PROVIDED INFORMATION:
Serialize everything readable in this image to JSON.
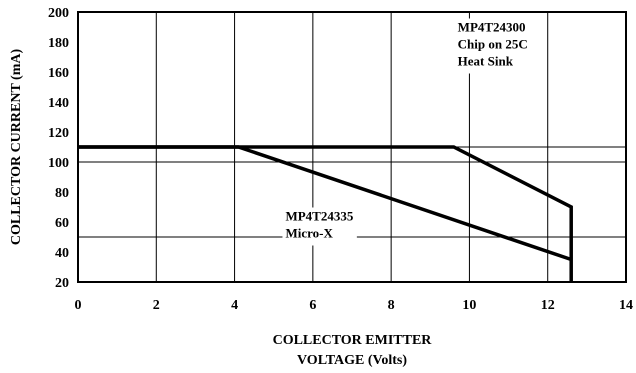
{
  "chart_data": {
    "type": "line",
    "xlabel_lines": [
      "COLLECTOR EMITTER",
      "VOLTAGE (Volts)"
    ],
    "ylabel": "COLLECTOR CURRENT (mA)",
    "xlim": [
      0,
      14
    ],
    "ylim": [
      20,
      200
    ],
    "x_ticks": [
      0,
      2,
      4,
      6,
      8,
      10,
      12,
      14
    ],
    "y_ticks": [
      20,
      40,
      60,
      80,
      100,
      120,
      140,
      160,
      180,
      200
    ],
    "grid": "partial",
    "grid_vertical": [
      2,
      4,
      6,
      8,
      10,
      12
    ],
    "grid_horizontal": [
      50,
      100,
      110
    ],
    "series": [
      {
        "name": "MP4T24300 Chip on 25C Heat Sink",
        "points": [
          [
            0,
            110
          ],
          [
            9.6,
            110
          ],
          [
            12.6,
            70
          ],
          [
            12.6,
            20
          ]
        ]
      },
      {
        "name": "MP4T24335 Micro-X",
        "points": [
          [
            0,
            110
          ],
          [
            4.1,
            110
          ],
          [
            12.6,
            35
          ]
        ]
      }
    ],
    "annotations": [
      {
        "lines": [
          "MP4T24300",
          "Chip on 25C",
          "Heat Sink"
        ],
        "anchor": [
          9.7,
          187
        ]
      },
      {
        "lines": [
          "MP4T24335",
          "Micro-X"
        ],
        "anchor": [
          5.3,
          61
        ]
      }
    ]
  }
}
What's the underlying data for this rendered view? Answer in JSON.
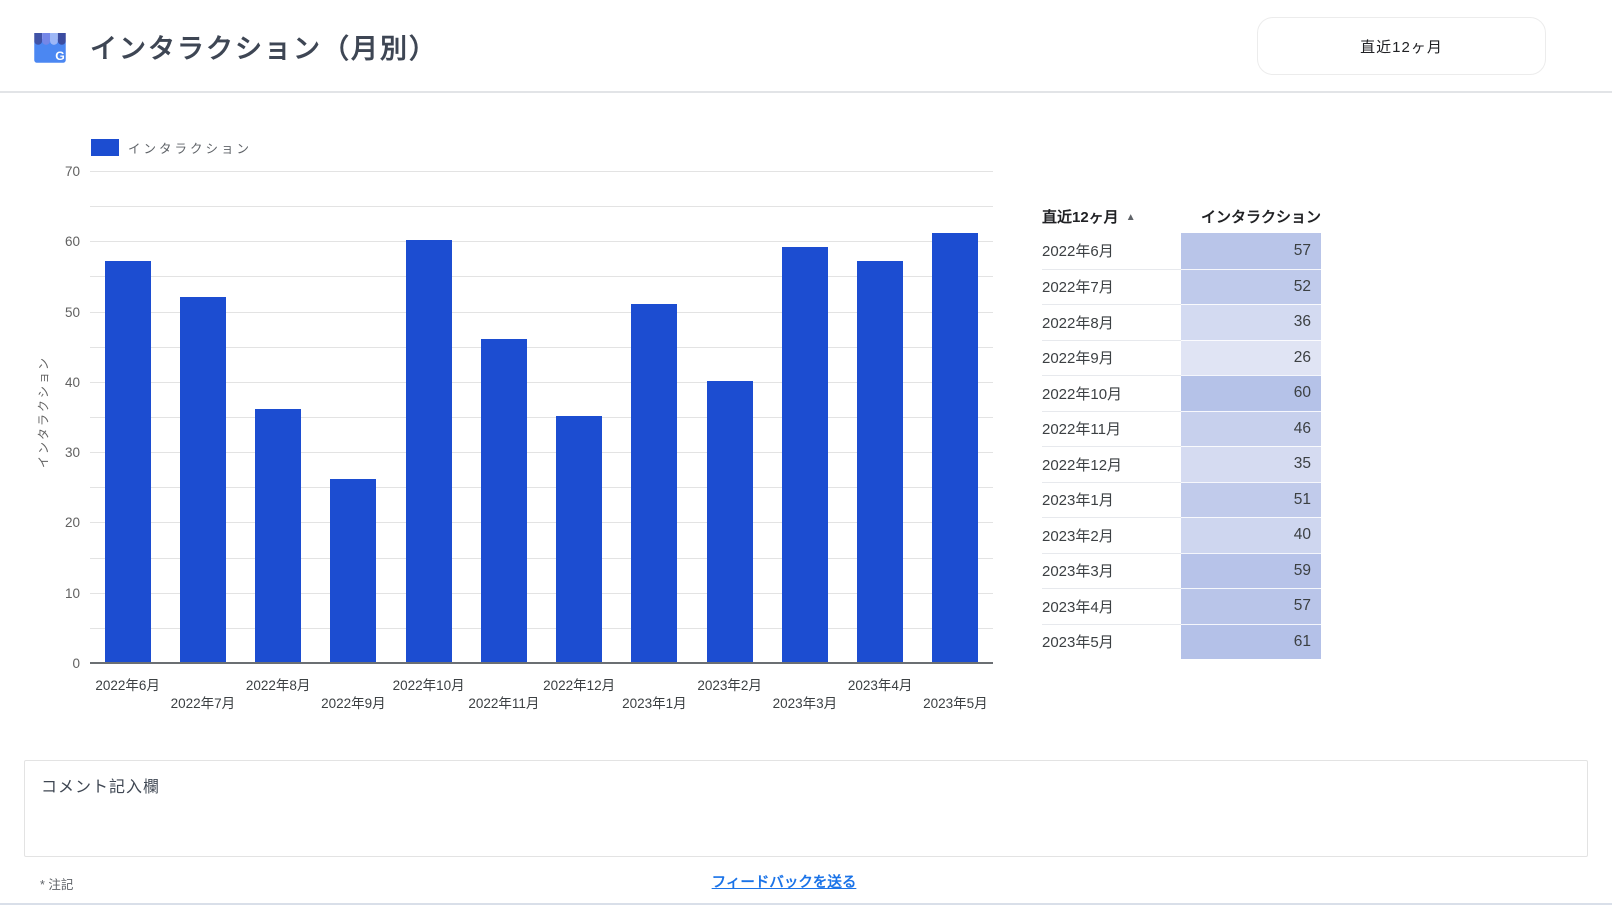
{
  "header": {
    "title": "インタラクション（月別）",
    "icon": "google-business-profile",
    "range_button": "直近12ヶ月"
  },
  "chart_data": {
    "type": "bar",
    "title": "インタラクション（月別）",
    "legend": [
      {
        "label": "インタラクション",
        "color": "#1c4dd1"
      }
    ],
    "legend_position": "top-left",
    "xlabel": "",
    "ylabel": "インタラクション",
    "categories": [
      "2022年6月",
      "2022年7月",
      "2022年8月",
      "2022年9月",
      "2022年10月",
      "2022年11月",
      "2022年12月",
      "2023年1月",
      "2023年2月",
      "2023年3月",
      "2023年4月",
      "2023年5月"
    ],
    "series": [
      {
        "name": "インタラクション",
        "values": [
          57,
          52,
          36,
          26,
          60,
          46,
          35,
          51,
          40,
          59,
          57,
          61
        ]
      }
    ],
    "ylim": [
      0,
      70
    ],
    "ytick_labels": [
      0,
      10,
      20,
      30,
      40,
      50,
      60,
      70
    ],
    "grid": true,
    "grid_step": 5,
    "bar_color": "#1c4dd1"
  },
  "table": {
    "columns": [
      {
        "label": "直近12ヶ月",
        "sort": "asc"
      },
      {
        "label": "インタラクション"
      }
    ],
    "sort_icon": "▲",
    "rows": [
      {
        "month": "2022年6月",
        "value": 57
      },
      {
        "month": "2022年7月",
        "value": 52
      },
      {
        "month": "2022年8月",
        "value": 36
      },
      {
        "month": "2022年9月",
        "value": 26
      },
      {
        "month": "2022年10月",
        "value": 60
      },
      {
        "month": "2022年11月",
        "value": 46
      },
      {
        "month": "2022年12月",
        "value": 35
      },
      {
        "month": "2023年1月",
        "value": 51
      },
      {
        "month": "2023年2月",
        "value": 40
      },
      {
        "month": "2023年3月",
        "value": 59
      },
      {
        "month": "2023年4月",
        "value": 57
      },
      {
        "month": "2023年5月",
        "value": 61
      }
    ],
    "heatmap": {
      "min_color": "#e0e4f4",
      "max_color": "#b4c1e8"
    }
  },
  "comment": {
    "placeholder": "コメント記入欄"
  },
  "footer": {
    "note": "* 注記",
    "feedback_link": "フィードバックを送る"
  },
  "colors": {
    "accent_blue": "#1c4dd1",
    "link_blue": "#1a73e8"
  }
}
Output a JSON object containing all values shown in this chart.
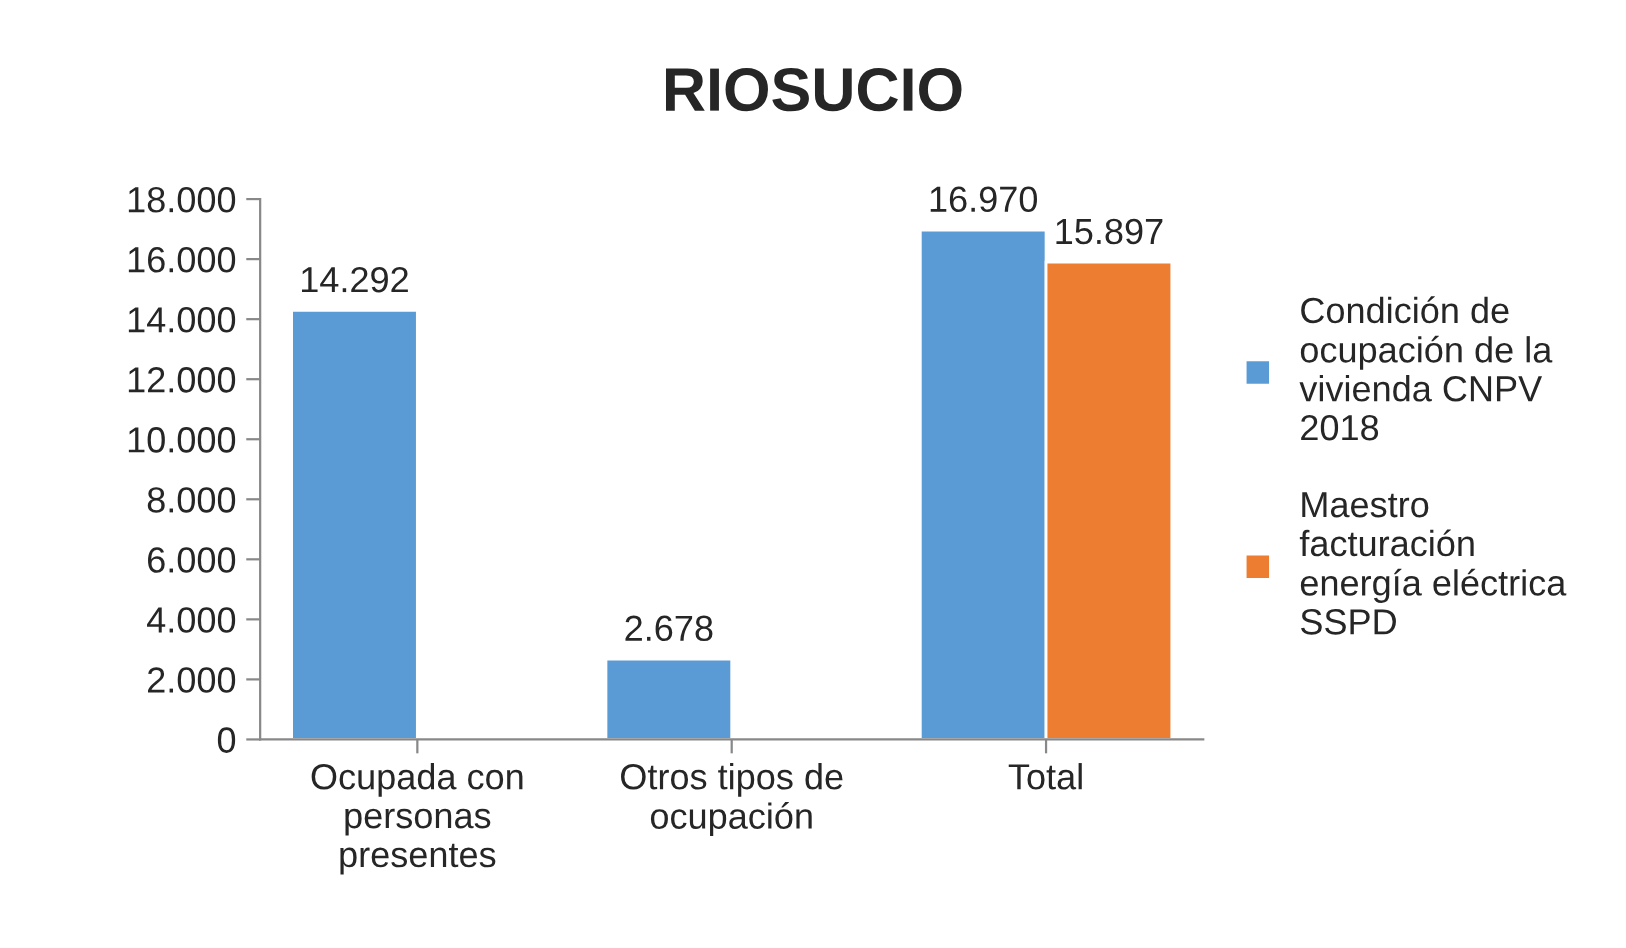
{
  "chart_data": {
    "type": "bar",
    "title": "RIOSUCIO",
    "categories": [
      "Ocupada con\npersonas\npresentes",
      "Otros tipos de\nocupación",
      "Total"
    ],
    "series": [
      {
        "name": "Condición de\nocupación de la\nvivienda CNPV\n2018",
        "color": "#5b9bd5",
        "values": [
          14292,
          2678,
          16970
        ],
        "value_labels": [
          "14.292",
          "2.678",
          "16.970"
        ]
      },
      {
        "name": "Maestro\nfacturación\nenergía eléctrica\nSSPD",
        "color": "#ed7d31",
        "values": [
          null,
          null,
          15897
        ],
        "value_labels": [
          null,
          null,
          "15.897"
        ]
      }
    ],
    "ylim": [
      0,
      18000
    ],
    "yticks": [
      0,
      {
        "value": 2000,
        "label": "2.000"
      },
      {
        "value": 4000,
        "label": "4.000"
      },
      {
        "value": 6000,
        "label": "6.000"
      },
      {
        "value": 8000,
        "label": "8.000"
      },
      {
        "value": 10000,
        "label": "10.000"
      },
      {
        "value": 12000,
        "label": "12.000"
      },
      {
        "value": 14000,
        "label": "14.000"
      },
      {
        "value": 16000,
        "label": "16.000"
      },
      {
        "value": 18000,
        "label": "18.000"
      }
    ],
    "grid": false,
    "legend": "right"
  }
}
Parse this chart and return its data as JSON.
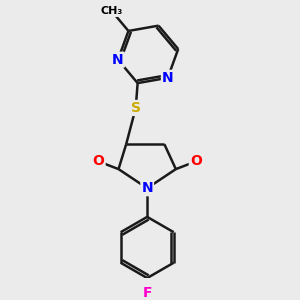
{
  "bg_color": "#ebebeb",
  "bond_color": "#1a1a1a",
  "bond_width": 1.8,
  "atom_colors": {
    "N": "#0000ff",
    "O": "#ff0000",
    "S": "#ccaa00",
    "F": "#ff00cc",
    "C": "#000000"
  },
  "font_size_atoms": 10,
  "font_size_methyl": 9,
  "fig_size": [
    3.0,
    3.0
  ],
  "dpi": 100
}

PROBLEM DETAILS: Retype exactly the lines above, starting at the line containing "Parse this chart and return its data as JSON." and ending with the last line, both included; leave out the pictures.

THE RESPONSE:
Parse this chart and return its data as JSON.
{
  "bg_color": "#ebebeb",
  "bond_color": "#1a1a1a",
  "bond_width": 1.8,
  "atom_colors": {
    "N": "#0000ff",
    "O": "#ff0000",
    "S": "#ccaa00",
    "F": "#ff00cc",
    "C": "#000000"
  },
  "font_size_atoms": 10,
  "font_size_methyl": 9,
  "fig_size": [
    3.0,
    3.0
  ],
  "dpi": 100
}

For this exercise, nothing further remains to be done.